-- Start Records supplied --

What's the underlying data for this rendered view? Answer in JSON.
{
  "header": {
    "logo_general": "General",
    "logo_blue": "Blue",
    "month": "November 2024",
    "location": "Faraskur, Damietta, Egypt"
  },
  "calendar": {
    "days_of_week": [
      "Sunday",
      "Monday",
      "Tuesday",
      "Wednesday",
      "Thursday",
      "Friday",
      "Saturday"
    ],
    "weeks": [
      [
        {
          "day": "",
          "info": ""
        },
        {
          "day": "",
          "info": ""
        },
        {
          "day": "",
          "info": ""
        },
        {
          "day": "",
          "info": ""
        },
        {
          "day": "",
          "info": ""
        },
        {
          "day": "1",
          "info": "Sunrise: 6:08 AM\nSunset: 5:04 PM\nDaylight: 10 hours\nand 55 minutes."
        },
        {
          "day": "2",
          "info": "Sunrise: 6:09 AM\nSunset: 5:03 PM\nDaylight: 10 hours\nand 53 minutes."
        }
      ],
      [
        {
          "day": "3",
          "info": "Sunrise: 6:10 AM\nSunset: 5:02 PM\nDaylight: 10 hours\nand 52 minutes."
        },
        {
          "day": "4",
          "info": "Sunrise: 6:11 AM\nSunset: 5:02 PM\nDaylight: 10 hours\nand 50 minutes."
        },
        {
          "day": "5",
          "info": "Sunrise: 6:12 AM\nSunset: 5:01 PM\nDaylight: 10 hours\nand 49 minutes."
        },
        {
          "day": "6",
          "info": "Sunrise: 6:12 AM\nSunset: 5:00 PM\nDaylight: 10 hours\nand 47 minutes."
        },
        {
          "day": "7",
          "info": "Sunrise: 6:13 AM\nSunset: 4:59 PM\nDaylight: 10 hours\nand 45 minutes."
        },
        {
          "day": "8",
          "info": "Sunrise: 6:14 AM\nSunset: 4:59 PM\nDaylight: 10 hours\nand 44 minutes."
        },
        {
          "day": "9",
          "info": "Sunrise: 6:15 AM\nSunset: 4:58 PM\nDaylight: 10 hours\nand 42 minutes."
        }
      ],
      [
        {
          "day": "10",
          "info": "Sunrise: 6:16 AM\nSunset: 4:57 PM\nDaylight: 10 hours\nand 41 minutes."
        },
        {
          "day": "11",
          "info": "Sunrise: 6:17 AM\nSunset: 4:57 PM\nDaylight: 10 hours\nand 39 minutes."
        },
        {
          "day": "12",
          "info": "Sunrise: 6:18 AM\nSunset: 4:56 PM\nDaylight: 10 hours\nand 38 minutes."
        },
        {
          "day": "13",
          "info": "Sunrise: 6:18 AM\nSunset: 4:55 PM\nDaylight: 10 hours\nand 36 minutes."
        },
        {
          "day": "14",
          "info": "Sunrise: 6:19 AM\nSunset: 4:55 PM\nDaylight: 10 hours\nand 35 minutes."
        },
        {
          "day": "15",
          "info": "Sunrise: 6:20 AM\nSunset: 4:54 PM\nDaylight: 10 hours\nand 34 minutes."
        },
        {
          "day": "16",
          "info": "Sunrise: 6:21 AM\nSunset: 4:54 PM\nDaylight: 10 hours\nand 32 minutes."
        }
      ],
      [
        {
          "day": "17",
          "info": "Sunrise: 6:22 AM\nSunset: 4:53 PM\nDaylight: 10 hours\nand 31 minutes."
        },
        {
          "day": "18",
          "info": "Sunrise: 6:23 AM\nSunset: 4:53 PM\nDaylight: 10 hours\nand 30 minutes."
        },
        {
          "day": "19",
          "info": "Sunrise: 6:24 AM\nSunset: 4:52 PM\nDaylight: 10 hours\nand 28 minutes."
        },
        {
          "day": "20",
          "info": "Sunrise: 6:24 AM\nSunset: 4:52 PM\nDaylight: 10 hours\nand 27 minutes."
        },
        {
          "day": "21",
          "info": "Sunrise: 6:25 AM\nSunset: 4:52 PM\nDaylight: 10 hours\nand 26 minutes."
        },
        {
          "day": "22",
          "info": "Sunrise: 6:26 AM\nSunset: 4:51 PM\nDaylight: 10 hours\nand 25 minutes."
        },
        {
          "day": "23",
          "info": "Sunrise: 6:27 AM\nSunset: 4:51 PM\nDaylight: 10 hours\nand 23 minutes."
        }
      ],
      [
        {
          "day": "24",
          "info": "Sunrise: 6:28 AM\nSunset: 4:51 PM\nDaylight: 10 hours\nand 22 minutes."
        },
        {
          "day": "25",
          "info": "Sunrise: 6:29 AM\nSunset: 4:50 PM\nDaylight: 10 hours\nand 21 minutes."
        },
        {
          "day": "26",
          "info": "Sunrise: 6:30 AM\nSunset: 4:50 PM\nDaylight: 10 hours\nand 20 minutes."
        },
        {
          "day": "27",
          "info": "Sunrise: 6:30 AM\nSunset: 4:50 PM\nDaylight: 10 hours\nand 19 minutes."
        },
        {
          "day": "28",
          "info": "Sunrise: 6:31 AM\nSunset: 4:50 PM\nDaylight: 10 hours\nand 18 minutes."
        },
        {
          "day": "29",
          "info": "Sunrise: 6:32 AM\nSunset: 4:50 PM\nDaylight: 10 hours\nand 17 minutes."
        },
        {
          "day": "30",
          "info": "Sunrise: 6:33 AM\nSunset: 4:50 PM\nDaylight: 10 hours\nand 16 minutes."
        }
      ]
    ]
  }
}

-- End Records supplied --

*Do this:* In full and verbatim, repeat the records given above.

*Solution:*
What's the underlying data for this rendered view? Answer in JSON.
{
  "header": {
    "logo_general": "General",
    "logo_blue": "Blue",
    "month": "November 2024",
    "location": "Faraskur, Damietta, Egypt"
  },
  "calendar": {
    "days_of_week": [
      "Sunday",
      "Monday",
      "Tuesday",
      "Wednesday",
      "Thursday",
      "Friday",
      "Saturday"
    ],
    "weeks": [
      [
        {
          "day": "",
          "info": ""
        },
        {
          "day": "",
          "info": ""
        },
        {
          "day": "",
          "info": ""
        },
        {
          "day": "",
          "info": ""
        },
        {
          "day": "",
          "info": ""
        },
        {
          "day": "1",
          "info": "Sunrise: 6:08 AM\nSunset: 5:04 PM\nDaylight: 10 hours\nand 55 minutes."
        },
        {
          "day": "2",
          "info": "Sunrise: 6:09 AM\nSunset: 5:03 PM\nDaylight: 10 hours\nand 53 minutes."
        }
      ],
      [
        {
          "day": "3",
          "info": "Sunrise: 6:10 AM\nSunset: 5:02 PM\nDaylight: 10 hours\nand 52 minutes."
        },
        {
          "day": "4",
          "info": "Sunrise: 6:11 AM\nSunset: 5:02 PM\nDaylight: 10 hours\nand 50 minutes."
        },
        {
          "day": "5",
          "info": "Sunrise: 6:12 AM\nSunset: 5:01 PM\nDaylight: 10 hours\nand 49 minutes."
        },
        {
          "day": "6",
          "info": "Sunrise: 6:12 AM\nSunset: 5:00 PM\nDaylight: 10 hours\nand 47 minutes."
        },
        {
          "day": "7",
          "info": "Sunrise: 6:13 AM\nSunset: 4:59 PM\nDaylight: 10 hours\nand 45 minutes."
        },
        {
          "day": "8",
          "info": "Sunrise: 6:14 AM\nSunset: 4:59 PM\nDaylight: 10 hours\nand 44 minutes."
        },
        {
          "day": "9",
          "info": "Sunrise: 6:15 AM\nSunset: 4:58 PM\nDaylight: 10 hours\nand 42 minutes."
        }
      ],
      [
        {
          "day": "10",
          "info": "Sunrise: 6:16 AM\nSunset: 4:57 PM\nDaylight: 10 hours\nand 41 minutes."
        },
        {
          "day": "11",
          "info": "Sunrise: 6:17 AM\nSunset: 4:57 PM\nDaylight: 10 hours\nand 39 minutes."
        },
        {
          "day": "12",
          "info": "Sunrise: 6:18 AM\nSunset: 4:56 PM\nDaylight: 10 hours\nand 38 minutes."
        },
        {
          "day": "13",
          "info": "Sunrise: 6:18 AM\nSunset: 4:55 PM\nDaylight: 10 hours\nand 36 minutes."
        },
        {
          "day": "14",
          "info": "Sunrise: 6:19 AM\nSunset: 4:55 PM\nDaylight: 10 hours\nand 35 minutes."
        },
        {
          "day": "15",
          "info": "Sunrise: 6:20 AM\nSunset: 4:54 PM\nDaylight: 10 hours\nand 34 minutes."
        },
        {
          "day": "16",
          "info": "Sunrise: 6:21 AM\nSunset: 4:54 PM\nDaylight: 10 hours\nand 32 minutes."
        }
      ],
      [
        {
          "day": "17",
          "info": "Sunrise: 6:22 AM\nSunset: 4:53 PM\nDaylight: 10 hours\nand 31 minutes."
        },
        {
          "day": "18",
          "info": "Sunrise: 6:23 AM\nSunset: 4:53 PM\nDaylight: 10 hours\nand 30 minutes."
        },
        {
          "day": "19",
          "info": "Sunrise: 6:24 AM\nSunset: 4:52 PM\nDaylight: 10 hours\nand 28 minutes."
        },
        {
          "day": "20",
          "info": "Sunrise: 6:24 AM\nSunset: 4:52 PM\nDaylight: 10 hours\nand 27 minutes."
        },
        {
          "day": "21",
          "info": "Sunrise: 6:25 AM\nSunset: 4:52 PM\nDaylight: 10 hours\nand 26 minutes."
        },
        {
          "day": "22",
          "info": "Sunrise: 6:26 AM\nSunset: 4:51 PM\nDaylight: 10 hours\nand 25 minutes."
        },
        {
          "day": "23",
          "info": "Sunrise: 6:27 AM\nSunset: 4:51 PM\nDaylight: 10 hours\nand 23 minutes."
        }
      ],
      [
        {
          "day": "24",
          "info": "Sunrise: 6:28 AM\nSunset: 4:51 PM\nDaylight: 10 hours\nand 22 minutes."
        },
        {
          "day": "25",
          "info": "Sunrise: 6:29 AM\nSunset: 4:50 PM\nDaylight: 10 hours\nand 21 minutes."
        },
        {
          "day": "26",
          "info": "Sunrise: 6:30 AM\nSunset: 4:50 PM\nDaylight: 10 hours\nand 20 minutes."
        },
        {
          "day": "27",
          "info": "Sunrise: 6:30 AM\nSunset: 4:50 PM\nDaylight: 10 hours\nand 19 minutes."
        },
        {
          "day": "28",
          "info": "Sunrise: 6:31 AM\nSunset: 4:50 PM\nDaylight: 10 hours\nand 18 minutes."
        },
        {
          "day": "29",
          "info": "Sunrise: 6:32 AM\nSunset: 4:50 PM\nDaylight: 10 hours\nand 17 minutes."
        },
        {
          "day": "30",
          "info": "Sunrise: 6:33 AM\nSunset: 4:50 PM\nDaylight: 10 hours\nand 16 minutes."
        }
      ]
    ]
  }
}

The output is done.